Pull every line of the entries that has the word "What".

══════════

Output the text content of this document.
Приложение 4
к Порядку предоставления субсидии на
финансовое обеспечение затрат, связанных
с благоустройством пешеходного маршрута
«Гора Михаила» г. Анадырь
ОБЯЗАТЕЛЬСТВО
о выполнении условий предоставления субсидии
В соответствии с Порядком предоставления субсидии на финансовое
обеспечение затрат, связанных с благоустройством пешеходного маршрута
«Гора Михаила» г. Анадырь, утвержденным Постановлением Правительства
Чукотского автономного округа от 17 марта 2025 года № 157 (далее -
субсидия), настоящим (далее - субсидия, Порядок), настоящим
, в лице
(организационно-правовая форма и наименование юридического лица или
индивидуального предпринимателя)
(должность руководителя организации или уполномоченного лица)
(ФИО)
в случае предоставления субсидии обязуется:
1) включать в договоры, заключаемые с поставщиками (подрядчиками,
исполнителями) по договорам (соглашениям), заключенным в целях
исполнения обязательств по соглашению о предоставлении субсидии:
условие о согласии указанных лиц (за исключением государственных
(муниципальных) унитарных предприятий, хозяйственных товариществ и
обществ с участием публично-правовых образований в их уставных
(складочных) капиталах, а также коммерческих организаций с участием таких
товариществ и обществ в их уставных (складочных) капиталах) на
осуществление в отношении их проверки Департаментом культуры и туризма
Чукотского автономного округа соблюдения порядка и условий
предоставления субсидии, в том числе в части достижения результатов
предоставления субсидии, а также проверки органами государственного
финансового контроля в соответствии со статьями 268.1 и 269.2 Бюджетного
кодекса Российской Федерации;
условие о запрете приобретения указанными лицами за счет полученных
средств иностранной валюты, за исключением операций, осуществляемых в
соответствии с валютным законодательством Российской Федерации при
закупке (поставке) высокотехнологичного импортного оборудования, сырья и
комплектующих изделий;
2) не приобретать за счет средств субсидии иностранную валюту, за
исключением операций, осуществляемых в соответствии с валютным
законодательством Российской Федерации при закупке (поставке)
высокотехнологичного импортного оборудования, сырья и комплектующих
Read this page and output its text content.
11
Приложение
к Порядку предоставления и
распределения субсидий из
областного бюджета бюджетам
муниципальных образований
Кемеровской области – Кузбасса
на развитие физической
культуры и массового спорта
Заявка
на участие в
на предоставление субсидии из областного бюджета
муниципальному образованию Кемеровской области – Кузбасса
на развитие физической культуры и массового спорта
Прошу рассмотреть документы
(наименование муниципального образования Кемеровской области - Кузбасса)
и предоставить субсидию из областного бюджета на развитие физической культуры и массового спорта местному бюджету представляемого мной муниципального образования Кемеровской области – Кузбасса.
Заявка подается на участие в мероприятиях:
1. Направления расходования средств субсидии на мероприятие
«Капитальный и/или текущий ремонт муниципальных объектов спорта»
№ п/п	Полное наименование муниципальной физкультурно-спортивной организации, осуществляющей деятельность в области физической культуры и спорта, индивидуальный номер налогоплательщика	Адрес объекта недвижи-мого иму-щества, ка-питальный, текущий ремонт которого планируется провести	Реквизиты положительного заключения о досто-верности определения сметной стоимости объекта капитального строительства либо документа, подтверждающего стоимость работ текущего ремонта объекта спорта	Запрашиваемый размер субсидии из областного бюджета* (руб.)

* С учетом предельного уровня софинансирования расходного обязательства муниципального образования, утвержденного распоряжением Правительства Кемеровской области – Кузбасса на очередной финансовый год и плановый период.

══════════

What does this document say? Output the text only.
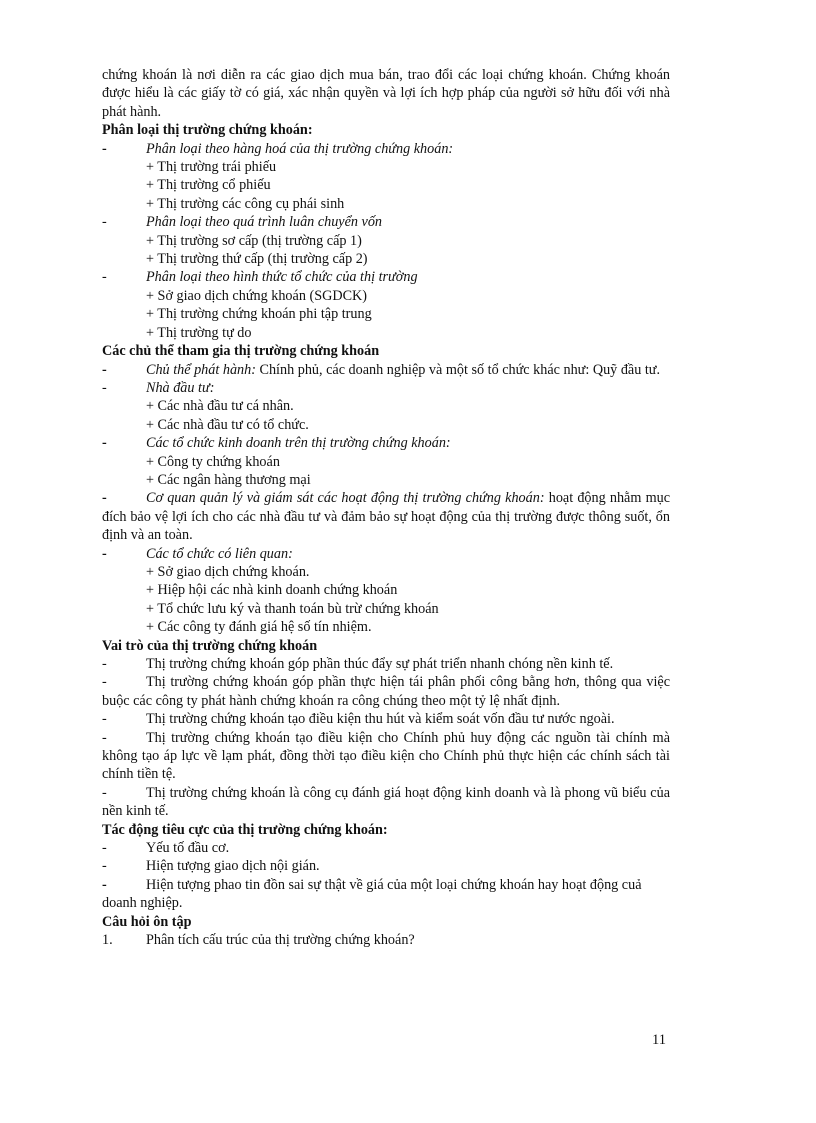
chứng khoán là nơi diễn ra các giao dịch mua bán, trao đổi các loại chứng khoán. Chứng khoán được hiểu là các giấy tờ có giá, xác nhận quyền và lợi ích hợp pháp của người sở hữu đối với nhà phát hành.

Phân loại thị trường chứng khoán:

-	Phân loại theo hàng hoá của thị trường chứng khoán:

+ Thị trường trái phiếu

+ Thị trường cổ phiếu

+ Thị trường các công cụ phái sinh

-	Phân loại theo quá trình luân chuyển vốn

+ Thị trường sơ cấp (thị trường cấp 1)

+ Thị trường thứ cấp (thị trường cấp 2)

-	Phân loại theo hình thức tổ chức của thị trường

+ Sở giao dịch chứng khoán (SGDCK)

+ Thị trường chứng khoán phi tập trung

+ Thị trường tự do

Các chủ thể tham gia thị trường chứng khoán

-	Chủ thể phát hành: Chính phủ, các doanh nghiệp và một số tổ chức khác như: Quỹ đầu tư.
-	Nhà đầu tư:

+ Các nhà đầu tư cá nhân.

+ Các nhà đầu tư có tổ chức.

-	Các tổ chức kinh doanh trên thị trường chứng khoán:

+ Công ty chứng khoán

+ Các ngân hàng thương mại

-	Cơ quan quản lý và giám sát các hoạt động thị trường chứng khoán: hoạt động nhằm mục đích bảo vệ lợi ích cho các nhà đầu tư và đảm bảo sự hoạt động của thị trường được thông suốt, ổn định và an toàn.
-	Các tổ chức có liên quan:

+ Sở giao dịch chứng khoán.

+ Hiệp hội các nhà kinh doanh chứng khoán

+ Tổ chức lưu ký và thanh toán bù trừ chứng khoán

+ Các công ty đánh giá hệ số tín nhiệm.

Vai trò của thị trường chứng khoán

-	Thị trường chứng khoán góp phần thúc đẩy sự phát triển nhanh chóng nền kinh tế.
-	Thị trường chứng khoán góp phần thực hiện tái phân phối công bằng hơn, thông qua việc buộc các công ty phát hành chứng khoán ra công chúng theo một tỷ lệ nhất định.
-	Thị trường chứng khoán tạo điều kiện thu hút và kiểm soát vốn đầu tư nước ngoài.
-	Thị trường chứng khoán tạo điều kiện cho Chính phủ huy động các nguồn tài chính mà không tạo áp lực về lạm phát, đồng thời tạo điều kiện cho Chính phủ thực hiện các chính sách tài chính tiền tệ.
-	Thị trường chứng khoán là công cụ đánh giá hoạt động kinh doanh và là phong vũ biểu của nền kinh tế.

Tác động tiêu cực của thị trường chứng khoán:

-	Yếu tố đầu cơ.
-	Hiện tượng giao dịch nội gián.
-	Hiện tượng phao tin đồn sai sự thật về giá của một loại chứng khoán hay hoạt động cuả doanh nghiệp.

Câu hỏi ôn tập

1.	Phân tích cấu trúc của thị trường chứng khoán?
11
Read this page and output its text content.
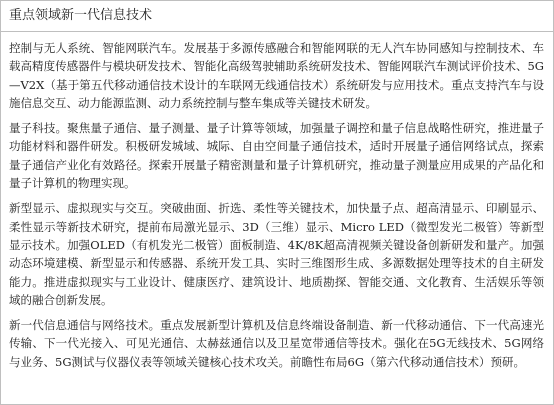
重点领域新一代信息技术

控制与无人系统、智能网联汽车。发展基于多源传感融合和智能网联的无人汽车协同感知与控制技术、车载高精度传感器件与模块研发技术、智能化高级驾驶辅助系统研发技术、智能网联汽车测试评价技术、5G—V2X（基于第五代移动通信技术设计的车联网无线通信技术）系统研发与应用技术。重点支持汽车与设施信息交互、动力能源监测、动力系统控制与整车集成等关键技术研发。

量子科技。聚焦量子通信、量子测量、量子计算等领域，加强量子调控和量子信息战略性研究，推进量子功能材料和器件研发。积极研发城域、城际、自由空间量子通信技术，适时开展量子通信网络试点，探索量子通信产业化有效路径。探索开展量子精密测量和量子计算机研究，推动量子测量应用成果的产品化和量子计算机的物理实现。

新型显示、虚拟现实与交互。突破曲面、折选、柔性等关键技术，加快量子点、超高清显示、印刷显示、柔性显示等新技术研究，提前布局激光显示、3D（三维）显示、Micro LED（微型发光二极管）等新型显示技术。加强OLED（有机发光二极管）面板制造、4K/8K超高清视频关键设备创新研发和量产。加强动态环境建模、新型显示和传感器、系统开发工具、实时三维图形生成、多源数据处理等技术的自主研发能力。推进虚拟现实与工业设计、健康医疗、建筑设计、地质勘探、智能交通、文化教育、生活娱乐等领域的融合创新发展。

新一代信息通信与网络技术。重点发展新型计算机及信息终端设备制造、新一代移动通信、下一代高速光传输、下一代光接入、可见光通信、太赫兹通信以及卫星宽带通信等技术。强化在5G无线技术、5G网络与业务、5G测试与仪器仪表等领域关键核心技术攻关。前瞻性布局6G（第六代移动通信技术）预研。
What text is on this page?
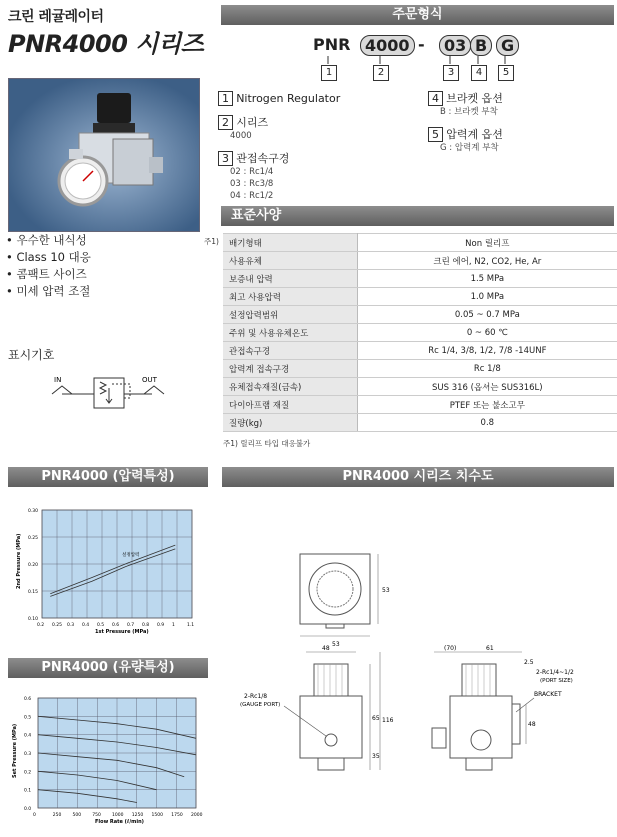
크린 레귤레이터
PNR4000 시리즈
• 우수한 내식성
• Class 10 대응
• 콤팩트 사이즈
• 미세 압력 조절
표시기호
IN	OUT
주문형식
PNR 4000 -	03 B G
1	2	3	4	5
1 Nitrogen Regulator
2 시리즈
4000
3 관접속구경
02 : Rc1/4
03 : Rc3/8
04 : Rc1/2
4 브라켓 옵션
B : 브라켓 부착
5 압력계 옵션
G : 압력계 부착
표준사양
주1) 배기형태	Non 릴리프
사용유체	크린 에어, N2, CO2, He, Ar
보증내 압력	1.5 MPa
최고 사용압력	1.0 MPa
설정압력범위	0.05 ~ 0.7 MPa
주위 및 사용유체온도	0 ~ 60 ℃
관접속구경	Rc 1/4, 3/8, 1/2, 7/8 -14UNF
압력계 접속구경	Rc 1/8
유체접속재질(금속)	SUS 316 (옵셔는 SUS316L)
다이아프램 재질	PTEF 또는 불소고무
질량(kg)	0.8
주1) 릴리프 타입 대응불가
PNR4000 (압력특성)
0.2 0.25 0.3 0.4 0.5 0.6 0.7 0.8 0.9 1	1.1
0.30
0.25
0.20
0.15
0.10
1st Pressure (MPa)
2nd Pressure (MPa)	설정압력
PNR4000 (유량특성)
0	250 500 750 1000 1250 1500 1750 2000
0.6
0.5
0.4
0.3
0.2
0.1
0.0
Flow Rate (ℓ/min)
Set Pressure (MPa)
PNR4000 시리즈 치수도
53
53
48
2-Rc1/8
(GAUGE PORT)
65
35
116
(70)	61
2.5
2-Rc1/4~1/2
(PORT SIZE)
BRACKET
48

══════════

Task output:
What does this document say? Output the text only.
What text is on this page?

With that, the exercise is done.